- [Task description]
Render every line of the data below as a Markdown table with two columns, Row and Data line, numbering the rows in order and leaving out blank lines.

- [Stored data]

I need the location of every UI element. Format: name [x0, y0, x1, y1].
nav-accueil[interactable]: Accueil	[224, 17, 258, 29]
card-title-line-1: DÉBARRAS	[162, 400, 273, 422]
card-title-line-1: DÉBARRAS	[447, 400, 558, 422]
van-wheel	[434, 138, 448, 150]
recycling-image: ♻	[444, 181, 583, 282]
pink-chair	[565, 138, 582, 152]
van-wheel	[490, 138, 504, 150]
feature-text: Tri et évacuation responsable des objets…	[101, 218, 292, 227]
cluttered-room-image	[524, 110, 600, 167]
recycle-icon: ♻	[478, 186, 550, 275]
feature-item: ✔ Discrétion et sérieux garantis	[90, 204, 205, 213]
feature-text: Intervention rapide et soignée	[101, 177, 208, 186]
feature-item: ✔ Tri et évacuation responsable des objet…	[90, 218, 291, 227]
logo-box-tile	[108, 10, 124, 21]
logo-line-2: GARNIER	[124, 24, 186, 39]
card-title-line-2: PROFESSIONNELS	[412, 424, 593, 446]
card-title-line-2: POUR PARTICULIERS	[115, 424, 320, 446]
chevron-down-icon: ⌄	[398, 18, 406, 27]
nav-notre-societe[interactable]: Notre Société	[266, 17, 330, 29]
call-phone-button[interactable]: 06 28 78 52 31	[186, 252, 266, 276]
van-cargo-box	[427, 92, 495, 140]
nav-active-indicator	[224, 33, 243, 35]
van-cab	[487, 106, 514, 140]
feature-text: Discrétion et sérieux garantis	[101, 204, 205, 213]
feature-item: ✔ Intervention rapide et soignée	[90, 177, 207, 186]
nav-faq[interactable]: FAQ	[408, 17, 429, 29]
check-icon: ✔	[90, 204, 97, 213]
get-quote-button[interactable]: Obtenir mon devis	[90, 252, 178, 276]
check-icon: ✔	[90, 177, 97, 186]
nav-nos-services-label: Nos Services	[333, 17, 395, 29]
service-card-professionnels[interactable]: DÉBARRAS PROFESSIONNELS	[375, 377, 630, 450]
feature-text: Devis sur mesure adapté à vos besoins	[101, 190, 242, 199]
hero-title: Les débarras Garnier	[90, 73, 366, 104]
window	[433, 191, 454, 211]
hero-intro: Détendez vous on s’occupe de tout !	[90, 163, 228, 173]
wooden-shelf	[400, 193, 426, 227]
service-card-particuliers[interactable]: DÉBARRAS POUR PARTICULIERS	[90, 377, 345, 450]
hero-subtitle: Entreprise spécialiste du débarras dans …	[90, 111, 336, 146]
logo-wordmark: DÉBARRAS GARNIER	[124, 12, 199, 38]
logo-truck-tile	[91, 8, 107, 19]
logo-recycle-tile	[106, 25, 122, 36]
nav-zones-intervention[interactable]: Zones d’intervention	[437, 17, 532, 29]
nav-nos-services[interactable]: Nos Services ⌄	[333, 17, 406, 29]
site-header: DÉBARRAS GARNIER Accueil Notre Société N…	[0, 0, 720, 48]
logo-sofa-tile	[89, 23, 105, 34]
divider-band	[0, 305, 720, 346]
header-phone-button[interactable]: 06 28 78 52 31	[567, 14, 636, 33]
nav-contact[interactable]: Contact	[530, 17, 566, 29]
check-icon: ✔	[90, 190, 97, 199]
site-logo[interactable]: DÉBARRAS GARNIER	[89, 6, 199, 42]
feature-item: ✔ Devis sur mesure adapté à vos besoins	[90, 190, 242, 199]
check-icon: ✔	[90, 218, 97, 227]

- [Reply]
| Row | Data line |
|---|---|
| 1 | I need the location of every UI element. Format: name [x0, y0, x1, y1]. |
| 2 | nav-accueil[interactable]: Accueil	[224, 17, 258, 29] |
| 3 | card-title-line-1: DÉBARRAS	[162, 400, 273, 422] |
| 4 | card-title-line-1: DÉBARRAS	[447, 400, 558, 422] |
| 5 | van-wheel	[434, 138, 448, 150] |
| 6 | recycling-image: ♻	[444, 181, 583, 282] |
| 7 | pink-chair	[565, 138, 582, 152] |
| 8 | van-wheel	[490, 138, 504, 150] |
| 9 | feature-text: Tri et évacuation responsable des objets…	[101, 218, 292, 227] |
| 10 | cluttered-room-image	[524, 110, 600, 167] |
| 11 | recycle-icon: ♻	[478, 186, 550, 275] |
| 12 | feature-item: ✔ Discrétion et sérieux garantis	[90, 204, 205, 213] |
| 13 | feature-text: Intervention rapide et soignée	[101, 177, 208, 186] |
| 14 | feature-item: ✔ Tri et évacuation responsable des objet…	[90, 218, 291, 227] |
| 15 | logo-box-tile	[108, 10, 124, 21] |
| 16 | logo-line-2: GARNIER	[124, 24, 186, 39] |
| 17 | card-title-line-2: PROFESSIONNELS	[412, 424, 593, 446] |
| 18 | card-title-line-2: POUR PARTICULIERS	[115, 424, 320, 446] |
| 19 | chevron-down-icon: ⌄	[398, 18, 406, 27] |
| 20 | nav-notre-societe[interactable]: Notre Société	[266, 17, 330, 29] |
| 21 | call-phone-button[interactable]: 06 28 78 52 31	[186, 252, 266, 276] |
| 22 | van-cargo-box	[427, 92, 495, 140] |
| 23 | nav-active-indicator	[224, 33, 243, 35] |
| 24 | van-cab	[487, 106, 514, 140] |
| 25 | feature-text: Discrétion et sérieux garantis	[101, 204, 205, 213] |
| 26 | feature-item: ✔ Intervention rapide et soignée	[90, 177, 207, 186] |
| 27 | nav-faq[interactable]: FAQ	[408, 17, 429, 29] |
| 28 | check-icon: ✔	[90, 204, 97, 213] |
| 29 | get-quote-button[interactable]: Obtenir mon devis	[90, 252, 178, 276] |
| 30 | check-icon: ✔	[90, 177, 97, 186] |
| 31 | nav-nos-services-label: Nos Services	[333, 17, 395, 29] |
| 32 | service-card-professionnels[interactable]: DÉBARRAS PROFESSIONNELS	[375, 377, 630, 450] |
| 33 | feature-text: Devis sur mesure adapté à vos besoins	[101, 190, 242, 199] |
| 34 | hero-title: Les débarras Garnier	[90, 73, 366, 104] |
| 35 | window	[433, 191, 454, 211] |
| 36 | hero-intro: Détendez vous on s’occupe de tout !	[90, 163, 228, 173] |
| 37 | wooden-shelf	[400, 193, 426, 227] |
| 38 | service-card-particuliers[interactable]: DÉBARRAS POUR PARTICULIERS	[90, 377, 345, 450] |
| 39 | hero-subtitle: Entreprise spécialiste du débarras dans …	[90, 111, 336, 146] |
| 40 | logo-wordmark: DÉBARRAS GARNIER	[124, 12, 199, 38] |
| 41 | logo-truck-tile	[91, 8, 107, 19] |
| 42 | logo-recycle-tile	[106, 25, 122, 36] |
| 43 | nav-zones-intervention[interactable]: Zones d’intervention	[437, 17, 532, 29] |
| 44 | nav-nos-services[interactable]: Nos Services ⌄	[333, 17, 406, 29] |
| 45 | site-header: DÉBARRAS GARNIER Accueil Notre Société N…	[0, 0, 720, 48] |
| 46 | logo-sofa-tile	[89, 23, 105, 34] |
| 47 | divider-band	[0, 305, 720, 346] |
| 48 | header-phone-button[interactable]: 06 28 78 52 31	[567, 14, 636, 33] |
| 49 | nav-contact[interactable]: Contact	[530, 17, 566, 29] |
| 50 | check-icon: ✔	[90, 190, 97, 199] |
| 51 | site-logo[interactable]: DÉBARRAS GARNIER	[89, 6, 199, 42] |
| 52 | feature-item: ✔ Devis sur mesure adapté à vos besoins	[90, 190, 242, 199] |
| 53 | check-icon: ✔	[90, 218, 97, 227] |